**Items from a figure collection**
* start *
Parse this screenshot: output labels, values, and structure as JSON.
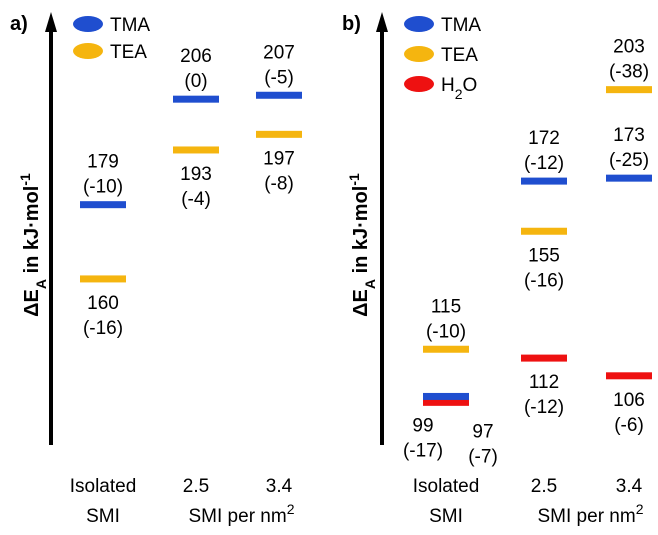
{
  "chart_data": [
    {
      "type": "energy-level",
      "panel_label": "a)",
      "ylabel": "ΔEA in kJ·mol-1",
      "ylabel_parts": {
        "delta": "Δ",
        "e": "E",
        "sub": "A",
        "mid": " in kJ·mol",
        "sup": "-1"
      },
      "categories": [
        {
          "line1": "Isolated",
          "line2": "SMI"
        },
        {
          "line1": "2.5",
          "line2": ""
        },
        {
          "line1": "3.4",
          "line2": ""
        }
      ],
      "category_axis_note": {
        "text": "SMI per nm",
        "sup": "2"
      },
      "ylim": [
        150,
        215
      ],
      "legend": [
        {
          "name": "TMA",
          "color": "#1f4ecf"
        },
        {
          "name": "TEA",
          "color": "#f5b50f"
        }
      ],
      "levels": [
        {
          "series": "TMA",
          "category": 0,
          "value": 179,
          "delta": "(-10)",
          "label_pos": "above"
        },
        {
          "series": "TEA",
          "category": 0,
          "value": 160,
          "delta": "(-16)",
          "label_pos": "below"
        },
        {
          "series": "TMA",
          "category": 1,
          "value": 206,
          "delta": "(0)",
          "label_pos": "above"
        },
        {
          "series": "TEA",
          "category": 1,
          "value": 193,
          "delta": "(-4)",
          "label_pos": "below"
        },
        {
          "series": "TMA",
          "category": 2,
          "value": 207,
          "delta": "(-5)",
          "label_pos": "above"
        },
        {
          "series": "TEA",
          "category": 2,
          "value": 197,
          "delta": "(-8)",
          "label_pos": "below"
        }
      ]
    },
    {
      "type": "energy-level",
      "panel_label": "b)",
      "ylabel": "ΔEA in kJ·mol-1",
      "ylabel_parts": {
        "delta": "Δ",
        "e": "E",
        "sub": "A",
        "mid": " in kJ·mol",
        "sup": "-1"
      },
      "categories": [
        {
          "line1": "Isolated",
          "line2": "SMI"
        },
        {
          "line1": "2.5",
          "line2": ""
        },
        {
          "line1": "3.4",
          "line2": ""
        }
      ],
      "category_axis_note": {
        "text": "SMI per nm",
        "sup": "2"
      },
      "ylim": [
        90,
        210
      ],
      "legend": [
        {
          "name": "TMA",
          "color": "#1f4ecf"
        },
        {
          "name": "TEA",
          "color": "#f5b50f"
        },
        {
          "name": "H2O",
          "color": "#ee1111",
          "base": "H",
          "sub": "2",
          "rest": "O"
        }
      ],
      "levels": [
        {
          "series": "TEA",
          "category": 0,
          "value": 115,
          "delta": "(-10)",
          "label_pos": "above"
        },
        {
          "series": "H2O",
          "category": 0,
          "value": 97,
          "delta": "(-7)",
          "label_pos": "below-right"
        },
        {
          "series": "TMA",
          "category": 0,
          "value": 99,
          "delta": "(-17)",
          "label_pos": "below-left"
        },
        {
          "series": "TMA",
          "category": 1,
          "value": 172,
          "delta": "(-12)",
          "label_pos": "above"
        },
        {
          "series": "TEA",
          "category": 1,
          "value": 155,
          "delta": "(-16)",
          "label_pos": "below"
        },
        {
          "series": "H2O",
          "category": 1,
          "value": 112,
          "delta": "(-12)",
          "label_pos": "below"
        },
        {
          "series": "TEA",
          "category": 2,
          "value": 203,
          "delta": "(-38)",
          "label_pos": "above"
        },
        {
          "series": "TMA",
          "category": 2,
          "value": 173,
          "delta": "(-25)",
          "label_pos": "above"
        },
        {
          "series": "H2O",
          "category": 2,
          "value": 106,
          "delta": "(-6)",
          "label_pos": "below"
        }
      ]
    }
  ]
}
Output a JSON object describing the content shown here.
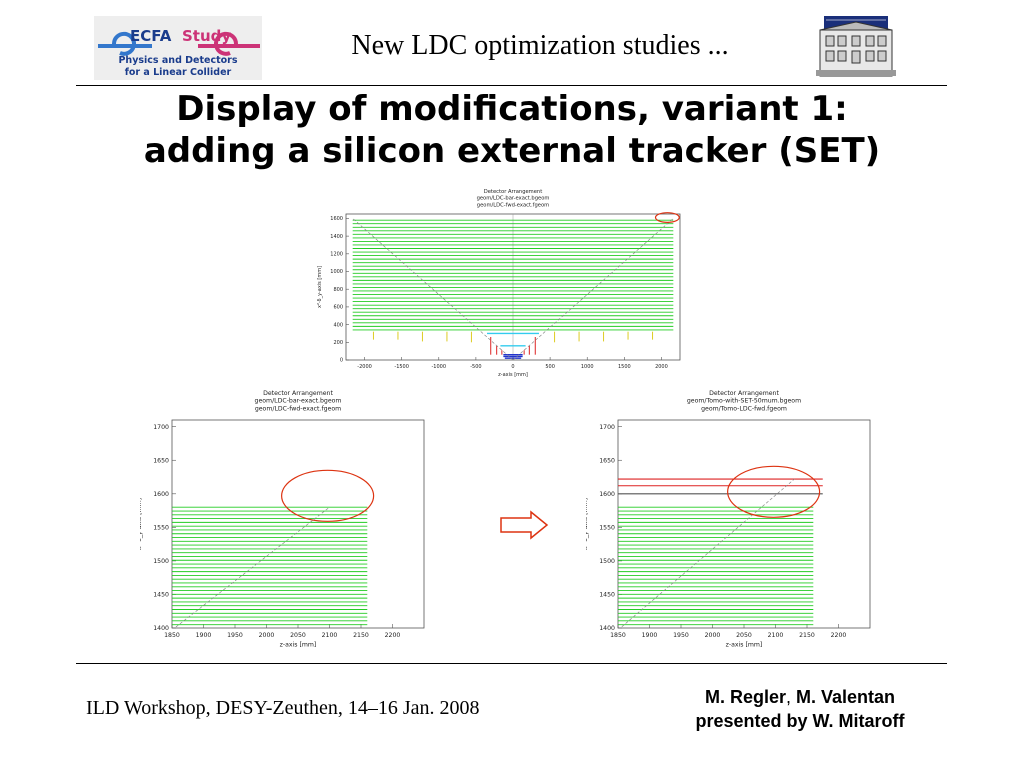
{
  "header": {
    "logo": {
      "line1": "ECFA",
      "line2": "Study",
      "line3": "Physics and Detectors",
      "line4": "for a Linear Collider"
    },
    "title": "New LDC optimization studies ..."
  },
  "slide": {
    "title_line1": "Display of modifications, variant 1:",
    "title_line2": "adding a silicon external tracker (SET)"
  },
  "footer": {
    "left": "ILD Workshop, DESY-Zeuthen, 14–16 Jan. 2008",
    "right_line1_a": "M. Regler",
    "right_line1_sep": ",",
    "right_line1_b": " M. Valentan",
    "right_line2": "presented by W. Mitaroff"
  },
  "colors": {
    "tracker_layers": "#22cc22",
    "set_layers": "#dd2222",
    "annotation": "#dd3311",
    "arrow": "#dd3311",
    "guide_line": "#888888"
  },
  "arrow_icon": "right-arrow-outline-icon",
  "chart_data": [
    {
      "type": "line",
      "title_lines": [
        "Detector Arrangement",
        "geom/LDC-bar-exact.bgeom",
        "geom/LDC-fwd-exact.fgeom"
      ],
      "xlabel": "z-axis [mm]",
      "ylabel": "x²·δ_y-axis [mm]",
      "xlim": [
        -2250,
        2250
      ],
      "ylim": [
        0,
        1650
      ],
      "xticks": [
        -2000,
        -1500,
        -1000,
        -500,
        0,
        500,
        1000,
        1500,
        2000
      ],
      "yticks": [
        0,
        200,
        400,
        600,
        800,
        1000,
        1200,
        1400,
        1600
      ],
      "tracker_layers": {
        "r_min": 340,
        "r_max": 1580,
        "count": 32,
        "z_min": -2160,
        "z_max": 2160
      },
      "forward_disks": [
        {
          "z": -1880,
          "r1": 230,
          "r2": 320,
          "color": "#ddcc22"
        },
        {
          "z": -1550,
          "r1": 230,
          "r2": 320,
          "color": "#ddcc22"
        },
        {
          "z": -1220,
          "r1": 210,
          "r2": 320,
          "color": "#ddcc22"
        },
        {
          "z": -890,
          "r1": 210,
          "r2": 320,
          "color": "#ddcc22"
        },
        {
          "z": -560,
          "r1": 200,
          "r2": 320,
          "color": "#ddcc22"
        },
        {
          "z": -300,
          "r1": 60,
          "r2": 260,
          "color": "#dd2222"
        },
        {
          "z": -220,
          "r1": 60,
          "r2": 160,
          "color": "#dd2222"
        },
        {
          "z": -150,
          "r1": 60,
          "r2": 110,
          "color": "#dd2222"
        },
        {
          "z": 150,
          "r1": 60,
          "r2": 110,
          "color": "#dd2222"
        },
        {
          "z": 220,
          "r1": 60,
          "r2": 160,
          "color": "#dd2222"
        },
        {
          "z": 300,
          "r1": 60,
          "r2": 260,
          "color": "#dd2222"
        },
        {
          "z": 560,
          "r1": 200,
          "r2": 320,
          "color": "#ddcc22"
        },
        {
          "z": 890,
          "r1": 210,
          "r2": 320,
          "color": "#ddcc22"
        },
        {
          "z": 1220,
          "r1": 210,
          "r2": 320,
          "color": "#ddcc22"
        },
        {
          "z": 1550,
          "r1": 230,
          "r2": 320,
          "color": "#ddcc22"
        },
        {
          "z": 1880,
          "r1": 230,
          "r2": 320,
          "color": "#ddcc22"
        }
      ],
      "inner_barrel": [
        {
          "r": 300,
          "z_min": -350,
          "z_max": 350,
          "color": "#33ccee"
        },
        {
          "r": 160,
          "z_min": -170,
          "z_max": 170,
          "color": "#33ccee"
        },
        {
          "r": 60,
          "z_min": -130,
          "z_max": 130,
          "color": "#2233cc"
        },
        {
          "r": 40,
          "z_min": -130,
          "z_max": 130,
          "color": "#2233cc"
        },
        {
          "r": 20,
          "z_min": -110,
          "z_max": 110,
          "color": "#2233cc"
        }
      ],
      "guide_lines": [
        {
          "from": [
            0,
            0
          ],
          "to": [
            -2160,
            1600
          ]
        },
        {
          "from": [
            0,
            0
          ],
          "to": [
            2160,
            1600
          ]
        }
      ],
      "highlight": {
        "cx": 2080,
        "cy": 1610,
        "rx": 160,
        "ry": 55
      }
    },
    {
      "type": "line",
      "title_lines": [
        "Detector Arrangement",
        "geom/LDC-bar-exact.bgeom",
        "geom/LDC-fwd-exact.fgeom"
      ],
      "xlabel": "z-axis [mm]",
      "ylabel": "x²·δ_y-axis [mm]",
      "xlim": [
        1850,
        2250
      ],
      "ylim": [
        1400,
        1710
      ],
      "xticks": [
        1850,
        1900,
        1950,
        2000,
        2050,
        2100,
        2150,
        2200
      ],
      "yticks": [
        1400,
        1450,
        1500,
        1550,
        1600,
        1650,
        1700
      ],
      "tracker_layers": {
        "r_min": 1405,
        "r_max": 1580,
        "count": 32,
        "z_min": 1850,
        "z_max": 2160
      },
      "set_layers": [],
      "guide_lines": [
        {
          "from": [
            1850,
            1397
          ],
          "to": [
            2100,
            1580
          ]
        }
      ],
      "highlight": {
        "cx": 2097,
        "cy": 1597,
        "rx": 73,
        "ry": 38
      }
    },
    {
      "type": "line",
      "title_lines": [
        "Detector Arrangement",
        "geom/Tomo-with-SET-50mum.bgeom",
        "geom/Tomo-LDC-fwd.fgeom"
      ],
      "xlabel": "z-axis [mm]",
      "ylabel": "x²·δ_y-axis [mm]",
      "xlim": [
        1850,
        2250
      ],
      "ylim": [
        1400,
        1710
      ],
      "xticks": [
        1850,
        1900,
        1950,
        2000,
        2050,
        2100,
        2150,
        2200
      ],
      "yticks": [
        1400,
        1450,
        1500,
        1550,
        1600,
        1650,
        1700
      ],
      "tracker_layers": {
        "r_min": 1405,
        "r_max": 1580,
        "count": 32,
        "z_min": 1850,
        "z_max": 2160
      },
      "set_layers": [
        {
          "r": 1622,
          "z_min": 1850,
          "z_max": 2175,
          "color": "#dd2222"
        },
        {
          "r": 1612,
          "z_min": 1850,
          "z_max": 2175,
          "color": "#dd2222"
        },
        {
          "r": 1600,
          "z_min": 1850,
          "z_max": 2175,
          "color": "#555555"
        }
      ],
      "guide_lines": [
        {
          "from": [
            1850,
            1397
          ],
          "to": [
            2130,
            1622
          ]
        }
      ],
      "highlight": {
        "cx": 2097,
        "cy": 1603,
        "rx": 73,
        "ry": 38
      }
    }
  ]
}
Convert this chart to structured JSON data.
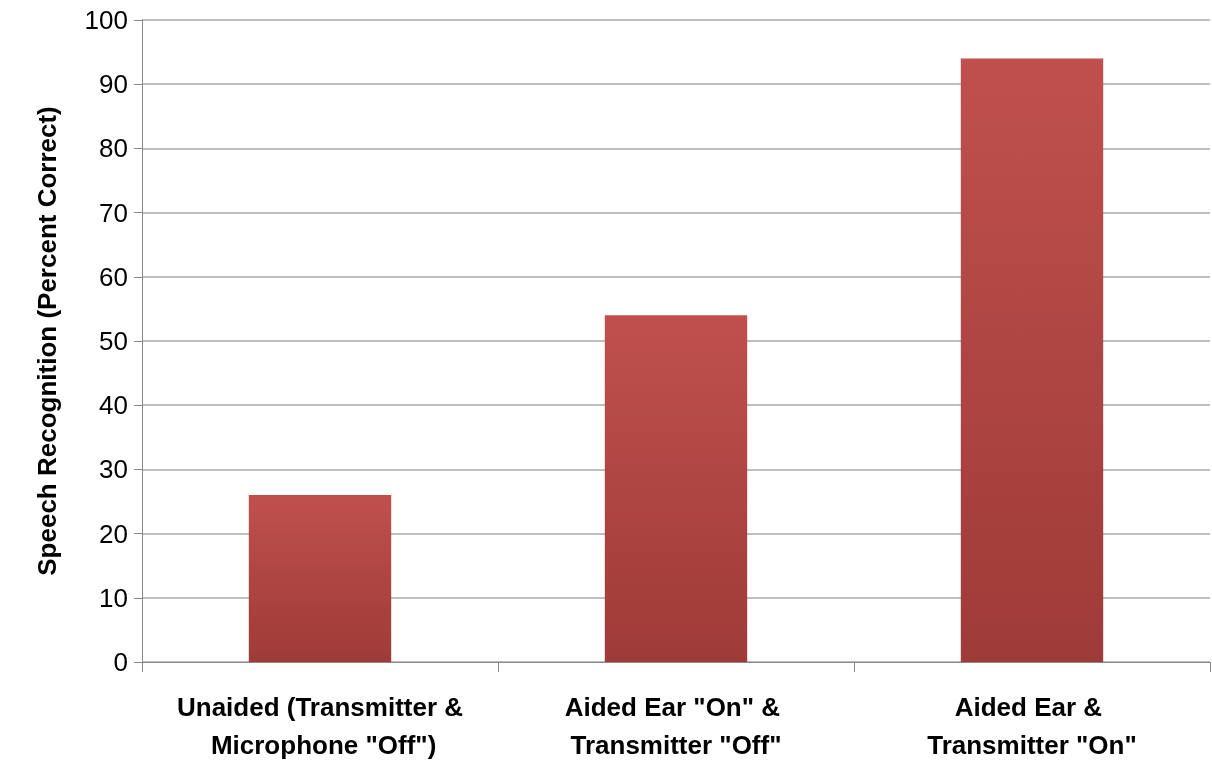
{
  "chart_data": {
    "type": "bar",
    "ylabel": "Speech Recognition (Percent Correct)",
    "categories": [
      "Unaided (Transmitter & Microphone \"Off\")",
      "Aided Ear \"On\" & Transmitter \"Off\"",
      "Aided Ear & Transmitter \"On\""
    ],
    "values": [
      26,
      54,
      94
    ],
    "color": "#c0504d",
    "ylim": [
      0,
      100
    ],
    "yticks": [
      0,
      10,
      20,
      30,
      40,
      50,
      60,
      70,
      80,
      90,
      100
    ],
    "grid": "y"
  }
}
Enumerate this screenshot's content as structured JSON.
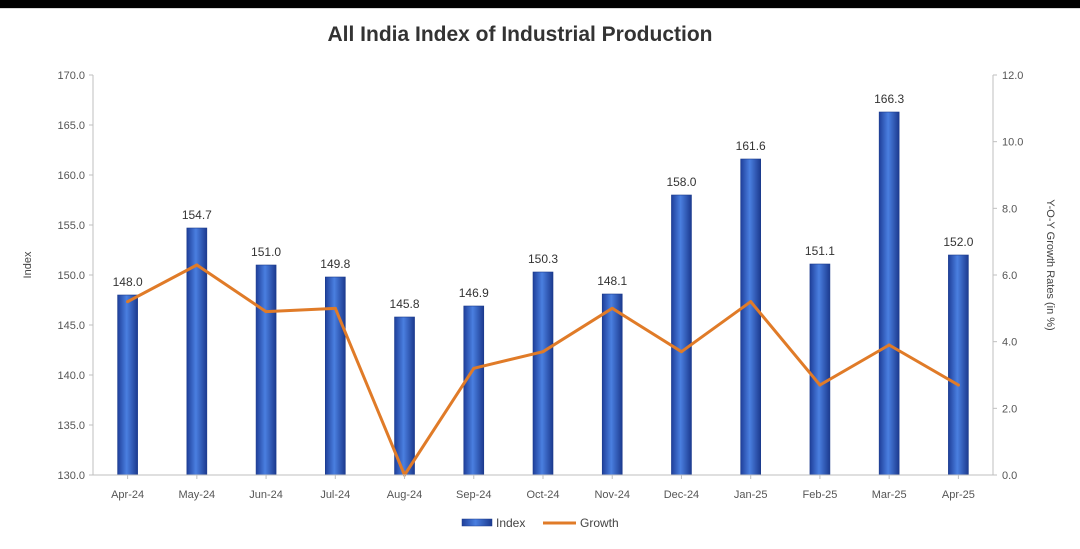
{
  "chart_data": {
    "type": "bar",
    "title": "All India Index of Industrial Production",
    "ylabel": "Index",
    "y2label": "Y-O-Y Growth Rates (in %)",
    "categories": [
      "Apr-24",
      "May-24",
      "Jun-24",
      "Jul-24",
      "Aug-24",
      "Sep-24",
      "Oct-24",
      "Nov-24",
      "Dec-24",
      "Jan-25",
      "Feb-25",
      "Mar-25",
      "Apr-25"
    ],
    "series": [
      {
        "name": "Index",
        "type": "bar",
        "axis": "left",
        "values": [
          148.0,
          154.7,
          151.0,
          149.8,
          145.8,
          146.9,
          150.3,
          148.1,
          158.0,
          161.6,
          151.1,
          166.3,
          152.0
        ],
        "labels": [
          "148.0",
          "154.7",
          "151.0",
          "149.8",
          "145.8",
          "146.9",
          "150.3",
          "148.1",
          "158.0",
          "161.6",
          "151.1",
          "166.3",
          "152.0"
        ],
        "color": "#2e5fc4"
      },
      {
        "name": "Growth",
        "type": "line",
        "axis": "right",
        "values": [
          5.2,
          6.3,
          4.9,
          5.0,
          0.0,
          3.2,
          3.7,
          5.0,
          3.7,
          5.2,
          2.7,
          3.9,
          2.7
        ],
        "color": "#e07b28"
      }
    ],
    "ylim": [
      130,
      170
    ],
    "yticks": [
      "130.0",
      "135.0",
      "140.0",
      "145.0",
      "150.0",
      "155.0",
      "160.0",
      "165.0",
      "170.0"
    ],
    "y2lim": [
      0,
      12
    ],
    "y2ticks": [
      "0.0",
      "2.0",
      "4.0",
      "6.0",
      "8.0",
      "10.0",
      "12.0"
    ],
    "legend_position": "bottom",
    "grid": false
  }
}
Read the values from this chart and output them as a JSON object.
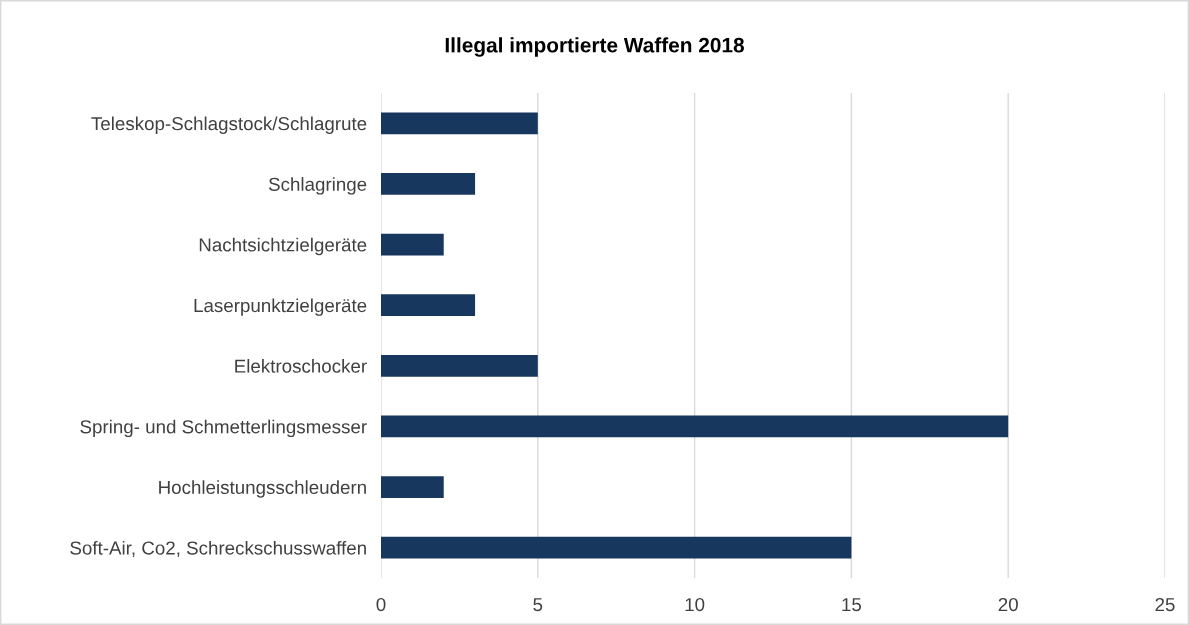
{
  "chart_data": {
    "type": "bar",
    "orientation": "horizontal",
    "title": "Illegal importierte Waffen 2018",
    "categories": [
      "Teleskop-Schlagstock/Schlagrute",
      "Schlagringe",
      "Nachtsichtzielgeräte",
      "Laserpunktzielgeräte",
      "Elektroschocker",
      "Spring- und Schmetterlingsmesser",
      "Hochleistungsschleudern",
      "Soft-Air, Co2, Schreckschusswaffen"
    ],
    "values": [
      5,
      3,
      2,
      3,
      5,
      20,
      2,
      15
    ],
    "color": "#17375e",
    "xlim": [
      0,
      25
    ],
    "xticks": [
      0,
      5,
      10,
      15,
      20,
      25
    ],
    "grid": "x",
    "legend": false
  }
}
* end *
**Given task**
Of the lines above, how many include the word "Transmitter"? Reply with the number alone.

**Exercise output**
3